> **GOAL OF THE EXERCISE**:
In the forum thread on strong rear wheels for heavier riders, which hub and rim does GilesM suggest?

* Start TEXT EXCERPT *

# Strong rear wheel for the heavier rider?



## semislickstick (30 Mar 2010)

Can anyone recommend a strong rear MTB wheel?

My Brother destroys rear wheels through normal road and country track commuting. He's probably heavier than the average rider. I've seen that Mavic rate their wheels by load weight (though I couldn't see anything when I had a quick look on the website)

He brought around his bike last night and I was shocked that the wheel still 'worked', all the spokes are loose, a fair few on the drive side snapped! I'm sure it's down to his lack of maintanence and the extra weight it's had to deal with.

Does anyone here have experience of wheels for the heavier rider? Factory, or maybe the hand built ones at Merlin cycles(£50-£60 might be ok)? Which rims,spokes, hub?

I suppose this is going to effect chain and cog wear too?(it certainly looks like it!!)


----------



## psmiffy (30 Mar 2010)

Sun Rhyno 36 hole from SJS - not cheap or light but relatively bombproof


----------



## GilesM (30 Mar 2010)

I'd go for a Hope hoop with a Hope pro 2 hub and DT Swiss 5.1 rim, should stand up to most things.


----------



## GrumpyGregry (30 Mar 2010)

handbuilt 36H dt stainless spokes mavic rim from a reputable wheel builder


----------



## 02GF74 (30 Mar 2010)

how heavy is heavy?

I would suggest one of these rear wheels but they don't come in 26 inch size.


----------



## Norm (30 Mar 2010)

02GF74 said:


> how heavy is heavy?


Indeed. If you only think that he is "probably" above the average rider's weight, I bet I weigh more and I haven't _noticed_ an issue yet. (I can't believe I typed that, the count down has now begun.  )


----------



## semislickstick (30 Mar 2010)

Norm said:


> Indeed. If you only think that he is "probably" above the average rider's weight, I bet I weigh more and I haven't _noticed_ an issue yet. (I can't believe I typed that, the count down has now begun.  )



Ok, when I say 'probably' I'm just trying to be kind, he's 6 foot odd and well padded out. 


So would people around here say Merlin cycles was a good wheel builder for this sort of thing?


----------



## maurice (1 Apr 2010)

If he breaks them that often may be best sticking to an LBS for speedy fixes.


----------

* End TEXT EXCERPT *
* Start SUPPLIED RECORDS *

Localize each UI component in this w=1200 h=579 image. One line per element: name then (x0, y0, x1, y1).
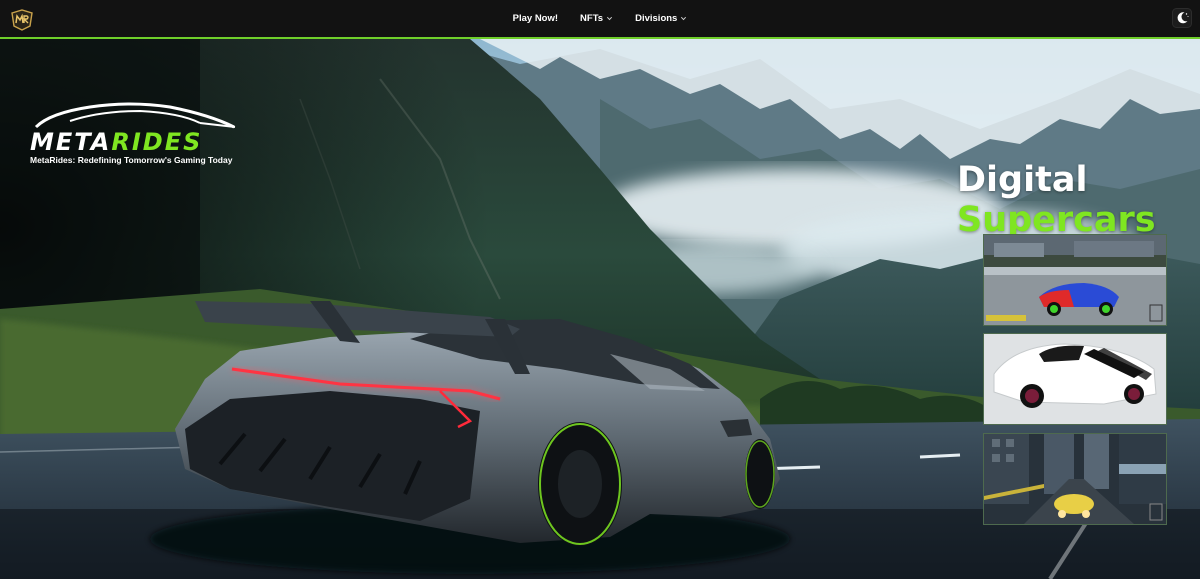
hero-headline: Digital Supercars (957, 160, 1156, 240)
brand-wordmark: METARIDES (30, 129, 240, 155)
white-supercar-thumbnail-icon (984, 334, 1166, 424)
top-navigation-bar: Play Now! NFTs Divisions (0, 0, 1200, 39)
main-nav: Play Now! NFTs Divisions (0, 0, 1200, 37)
brand-word-part1: META (30, 128, 112, 156)
brand-word-part2: RIDES (111, 128, 203, 156)
chevron-down-icon (681, 16, 687, 21)
brand-tagline: MetaRides: Redefining Tomorrow's Gaming … (30, 155, 233, 165)
nav-nfts-label: NFTs (580, 13, 604, 24)
supercar-thumbnail-3[interactable] (983, 433, 1167, 525)
nav-divisions-dropdown[interactable]: Divisions (635, 13, 687, 24)
nav-play-now-label: Play Now! (512, 13, 559, 24)
moon-icon[interactable] (1172, 8, 1192, 28)
city-race-thumbnail-icon (984, 434, 1166, 524)
brand-logo[interactable]: METARIDES MetaRides: Redefining Tomorrow… (30, 97, 240, 165)
supercar-thumbnail-2[interactable] (983, 333, 1167, 425)
nav-divisions-label: Divisions (635, 13, 678, 24)
headline-line1: Digital (957, 160, 1088, 200)
supercar-thumbnail-1[interactable] (983, 234, 1167, 326)
nav-nfts-dropdown[interactable]: NFTs (580, 13, 613, 24)
nav-play-now[interactable]: Play Now! (513, 13, 558, 24)
blue-red-supercar-thumbnail-icon (984, 235, 1166, 325)
chevron-down-icon (607, 16, 613, 21)
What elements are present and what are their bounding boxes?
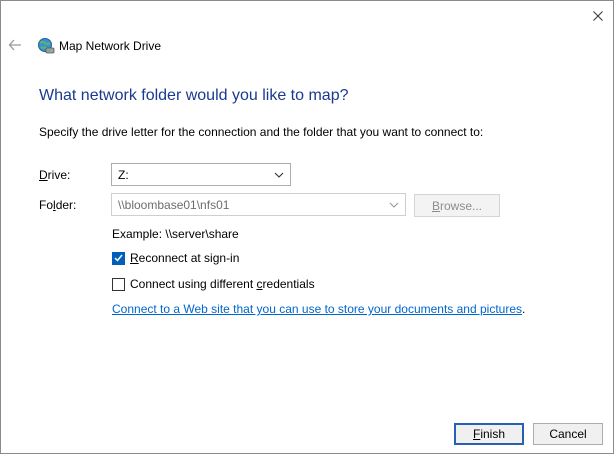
credentials-label: Connect using different credentials	[130, 277, 315, 291]
drive-label-rest: rive:	[47, 168, 71, 182]
cancel-button[interactable]: Cancel	[533, 423, 603, 445]
network-drive-icon	[37, 37, 55, 55]
folder-combobox[interactable]: \\bloombase01\nfs01	[111, 193, 406, 216]
chevron-down-icon	[274, 172, 284, 178]
map-network-drive-window: Map Network Drive What network folder wo…	[0, 0, 614, 454]
drive-select[interactable]: Z:	[111, 163, 291, 186]
finish-label-access-key: F	[472, 427, 481, 441]
back-button[interactable]	[7, 37, 27, 55]
window-title: Map Network Drive	[59, 39, 162, 53]
web-site-link[interactable]: Connect to a Web site that you can use t…	[112, 302, 522, 316]
page-heading: What network folder would you like to ma…	[39, 87, 349, 104]
close-button[interactable]	[583, 5, 613, 27]
finish-button[interactable]: Finish	[454, 423, 524, 445]
close-icon	[593, 11, 603, 21]
credentials-label-rest: redentials	[262, 277, 315, 291]
credentials-checkbox[interactable]	[112, 277, 125, 291]
reconnect-label-access-key: R	[130, 251, 139, 265]
web-site-link-row: Connect to a Web site that you can use t…	[112, 302, 525, 316]
reconnect-label-rest: econnect at sign-in	[138, 251, 240, 265]
instruction-text: Specify the drive letter for the connect…	[39, 125, 484, 139]
different-credentials-option[interactable]: Connect using different credentials	[112, 277, 315, 291]
folder-label: Folder:	[39, 198, 76, 212]
drive-label-access-key: D	[39, 168, 48, 182]
drive-label: Drive:	[39, 168, 70, 182]
reconnect-label: Reconnect at sign-in	[130, 251, 239, 265]
browse-button[interactable]: Browse...	[414, 194, 500, 217]
folder-value: \\bloombase01\nfs01	[118, 197, 230, 212]
chevron-down-icon	[389, 202, 399, 208]
drive-value: Z:	[118, 167, 129, 182]
credentials-label-prefix: Connect using different	[130, 277, 257, 291]
reconnect-option[interactable]: Reconnect at sign-in	[112, 251, 239, 265]
folder-label-rest: der:	[55, 198, 77, 212]
browse-label-rest: rowse...	[440, 198, 483, 213]
browse-label-access-key: B	[431, 198, 440, 213]
back-arrow-icon	[8, 39, 21, 51]
checkmark-icon	[114, 254, 123, 262]
reconnect-checkbox[interactable]	[112, 251, 125, 265]
example-text: Example: \\server\share	[112, 227, 239, 241]
finish-label-rest: inish	[480, 427, 506, 441]
folder-label-prefix: Fo	[39, 198, 54, 212]
link-suffix: .	[522, 302, 526, 316]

* End SUPPLIED RECORDS *

> **WRITTEN SOLUTION**:
A Hope Pro 2 hub with a DT Swiss 5.1 rim.